**Problem to work on**
Copy out only the items from the line holding "y-tick-label: 300 [557, 457, 610, 490]" through the line holding "y-tick-label: 50 [574, 770, 610, 803]", inclusive, with "chart-legend" swapped for "legend-box" and everything else left as it is.

== Data to use

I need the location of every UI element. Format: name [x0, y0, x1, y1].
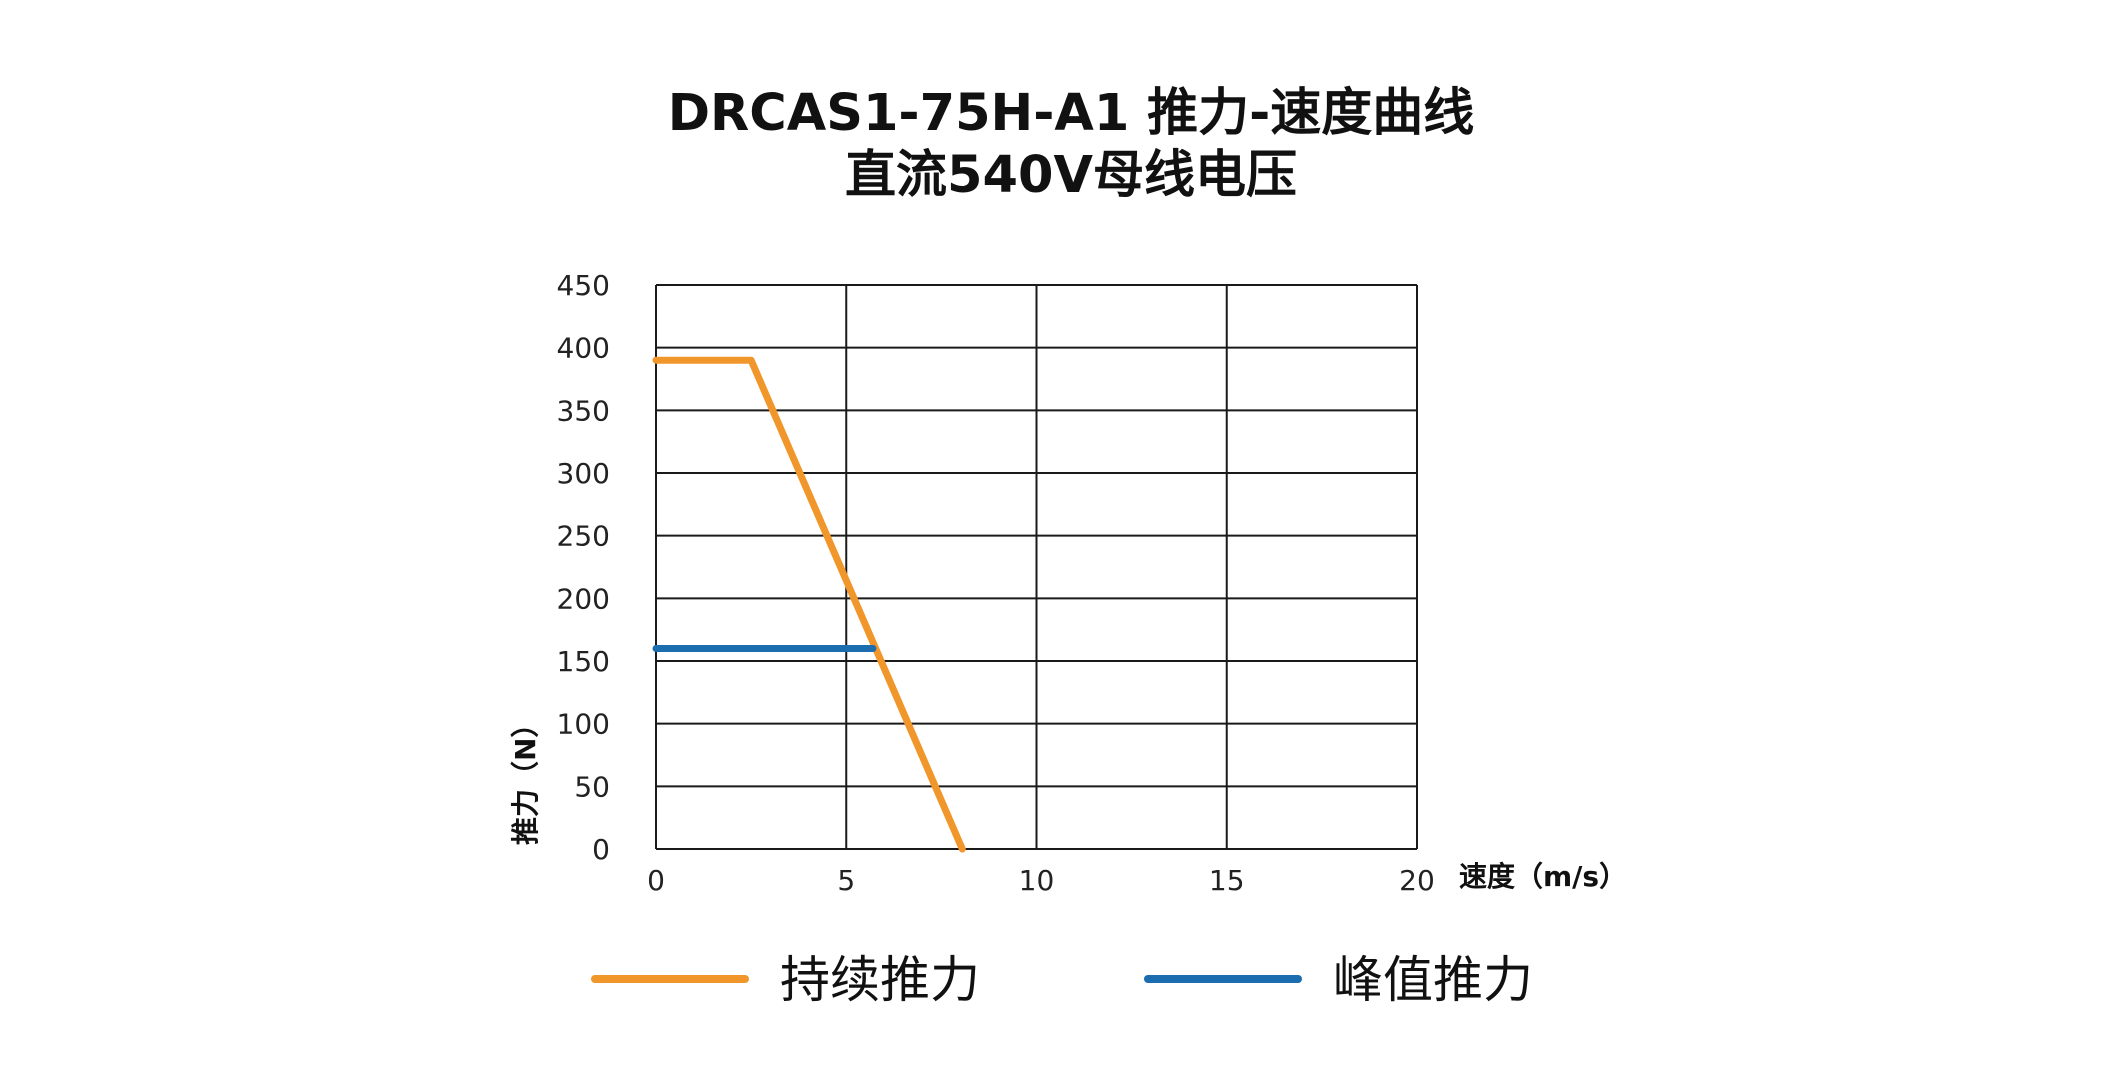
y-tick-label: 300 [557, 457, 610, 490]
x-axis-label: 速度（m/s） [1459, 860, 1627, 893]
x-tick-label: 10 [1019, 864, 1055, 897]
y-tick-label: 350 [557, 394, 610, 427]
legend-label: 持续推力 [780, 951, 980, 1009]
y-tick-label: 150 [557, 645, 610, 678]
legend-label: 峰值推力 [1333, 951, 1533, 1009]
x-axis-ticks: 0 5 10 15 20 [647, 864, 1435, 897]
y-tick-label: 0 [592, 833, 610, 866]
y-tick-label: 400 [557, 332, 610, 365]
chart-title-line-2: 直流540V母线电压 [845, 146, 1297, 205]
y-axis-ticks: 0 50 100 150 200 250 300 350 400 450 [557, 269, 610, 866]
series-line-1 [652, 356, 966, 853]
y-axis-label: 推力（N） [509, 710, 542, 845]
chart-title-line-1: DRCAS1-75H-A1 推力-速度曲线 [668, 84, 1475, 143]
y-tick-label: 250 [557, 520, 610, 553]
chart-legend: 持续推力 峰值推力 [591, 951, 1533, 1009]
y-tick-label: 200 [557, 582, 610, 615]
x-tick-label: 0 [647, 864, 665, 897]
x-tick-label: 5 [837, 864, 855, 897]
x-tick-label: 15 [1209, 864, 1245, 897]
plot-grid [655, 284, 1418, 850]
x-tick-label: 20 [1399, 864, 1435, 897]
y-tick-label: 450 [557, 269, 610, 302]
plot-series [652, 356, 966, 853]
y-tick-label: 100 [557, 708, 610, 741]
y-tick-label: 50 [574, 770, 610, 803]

====
== Data to use

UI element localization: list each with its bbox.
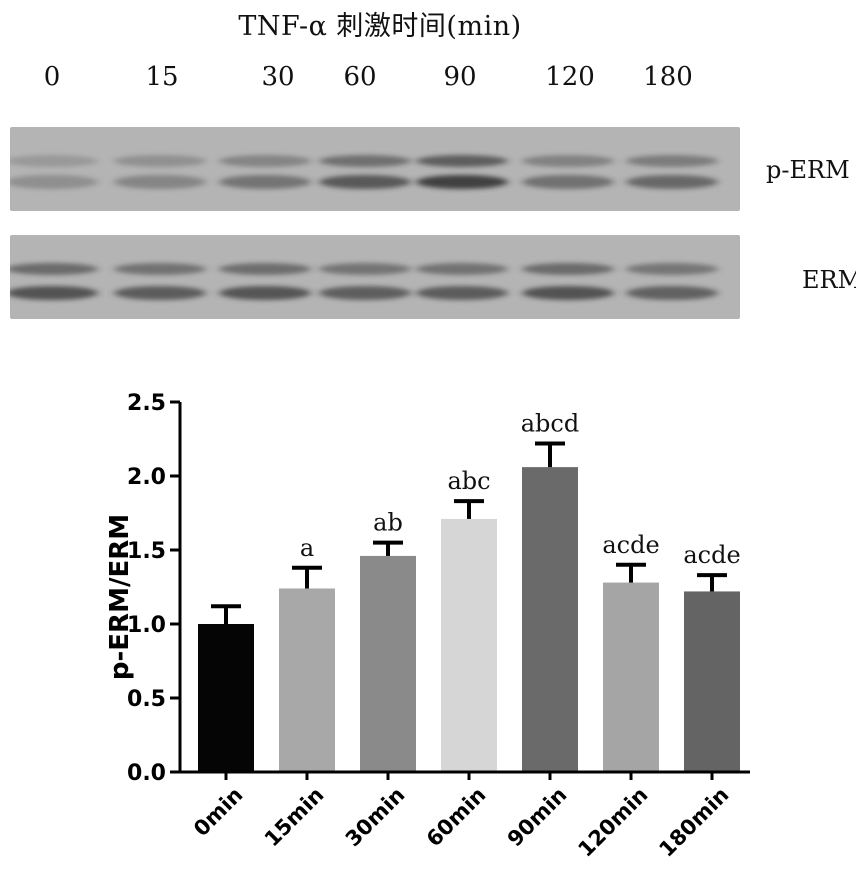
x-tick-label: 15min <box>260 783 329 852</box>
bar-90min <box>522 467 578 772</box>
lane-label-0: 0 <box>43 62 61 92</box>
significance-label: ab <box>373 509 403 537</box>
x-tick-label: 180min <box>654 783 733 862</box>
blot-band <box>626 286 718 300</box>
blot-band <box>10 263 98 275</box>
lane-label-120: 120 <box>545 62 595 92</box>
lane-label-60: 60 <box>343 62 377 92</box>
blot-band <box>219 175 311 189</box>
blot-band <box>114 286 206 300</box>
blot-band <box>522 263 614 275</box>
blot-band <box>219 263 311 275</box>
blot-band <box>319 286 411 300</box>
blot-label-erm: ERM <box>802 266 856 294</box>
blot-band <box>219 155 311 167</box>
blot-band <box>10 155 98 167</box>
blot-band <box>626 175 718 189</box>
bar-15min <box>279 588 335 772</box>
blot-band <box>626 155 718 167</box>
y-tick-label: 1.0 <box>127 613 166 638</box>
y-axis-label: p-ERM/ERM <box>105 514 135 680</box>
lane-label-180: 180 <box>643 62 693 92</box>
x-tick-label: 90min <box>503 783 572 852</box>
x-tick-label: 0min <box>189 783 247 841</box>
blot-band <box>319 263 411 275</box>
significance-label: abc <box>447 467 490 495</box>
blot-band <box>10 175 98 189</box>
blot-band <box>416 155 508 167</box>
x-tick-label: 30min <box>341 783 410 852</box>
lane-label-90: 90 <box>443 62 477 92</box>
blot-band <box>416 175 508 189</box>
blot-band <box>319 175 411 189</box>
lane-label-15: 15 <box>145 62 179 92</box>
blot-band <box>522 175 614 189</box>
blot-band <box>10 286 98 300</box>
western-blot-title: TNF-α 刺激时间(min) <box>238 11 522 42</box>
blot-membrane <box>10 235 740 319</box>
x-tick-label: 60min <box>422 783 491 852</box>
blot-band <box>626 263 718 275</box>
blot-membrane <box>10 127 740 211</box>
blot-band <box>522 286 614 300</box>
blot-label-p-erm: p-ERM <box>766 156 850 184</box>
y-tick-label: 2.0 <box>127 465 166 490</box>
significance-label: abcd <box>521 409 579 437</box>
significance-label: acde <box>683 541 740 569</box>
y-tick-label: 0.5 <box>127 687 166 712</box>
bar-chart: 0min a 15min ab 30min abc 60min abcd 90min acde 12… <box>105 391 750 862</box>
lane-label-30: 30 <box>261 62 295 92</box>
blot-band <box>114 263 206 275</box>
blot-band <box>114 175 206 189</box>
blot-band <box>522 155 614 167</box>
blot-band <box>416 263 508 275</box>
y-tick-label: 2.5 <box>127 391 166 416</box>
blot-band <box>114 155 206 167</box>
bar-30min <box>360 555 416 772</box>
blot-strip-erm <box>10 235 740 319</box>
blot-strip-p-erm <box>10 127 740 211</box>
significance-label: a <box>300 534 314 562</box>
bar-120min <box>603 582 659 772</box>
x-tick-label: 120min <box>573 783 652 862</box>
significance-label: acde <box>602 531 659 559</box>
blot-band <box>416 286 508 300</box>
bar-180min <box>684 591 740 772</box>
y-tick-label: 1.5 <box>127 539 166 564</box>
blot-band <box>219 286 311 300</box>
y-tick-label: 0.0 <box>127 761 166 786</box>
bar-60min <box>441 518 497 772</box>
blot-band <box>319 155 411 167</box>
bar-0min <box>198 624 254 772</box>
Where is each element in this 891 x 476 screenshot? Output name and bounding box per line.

====

**Task answer**
y-tick-label: 300 [557, 457, 610, 490]
x-axis-label: 速度（m/s） [1459, 860, 1627, 893]
x-tick-label: 10 [1019, 864, 1055, 897]
y-tick-label: 350 [557, 394, 610, 427]
legend-label: 持续推力 [780, 951, 980, 1009]
y-tick-label: 150 [557, 645, 610, 678]
legend-label: 峰值推力 [1333, 951, 1533, 1009]
x-axis-ticks: 0 5 10 15 20 [647, 864, 1435, 897]
y-tick-label: 0 [592, 833, 610, 866]
y-tick-label: 400 [557, 332, 610, 365]
chart-title-line-2: 直流540V母线电压 [845, 146, 1297, 205]
y-axis-ticks: 0 50 100 150 200 250 300 350 400 450 [557, 269, 610, 866]
series-line-1 [652, 356, 966, 853]
y-axis-label: 推力（N） [509, 710, 542, 845]
chart-title-line-1: DRCAS1-75H-A1 推力-速度曲线 [668, 84, 1475, 143]
y-tick-label: 250 [557, 520, 610, 553]
legend-box: 持续推力 峰值推力 [591, 951, 1533, 1009]
y-tick-label: 200 [557, 582, 610, 615]
x-tick-label: 0 [647, 864, 665, 897]
x-tick-label: 5 [837, 864, 855, 897]
x-tick-label: 15 [1209, 864, 1245, 897]
plot-grid [655, 284, 1418, 850]
x-tick-label: 20 [1399, 864, 1435, 897]
y-tick-label: 450 [557, 269, 610, 302]
plot-series [652, 356, 966, 853]
y-tick-label: 100 [557, 708, 610, 741]
y-tick-label: 50 [574, 770, 610, 803]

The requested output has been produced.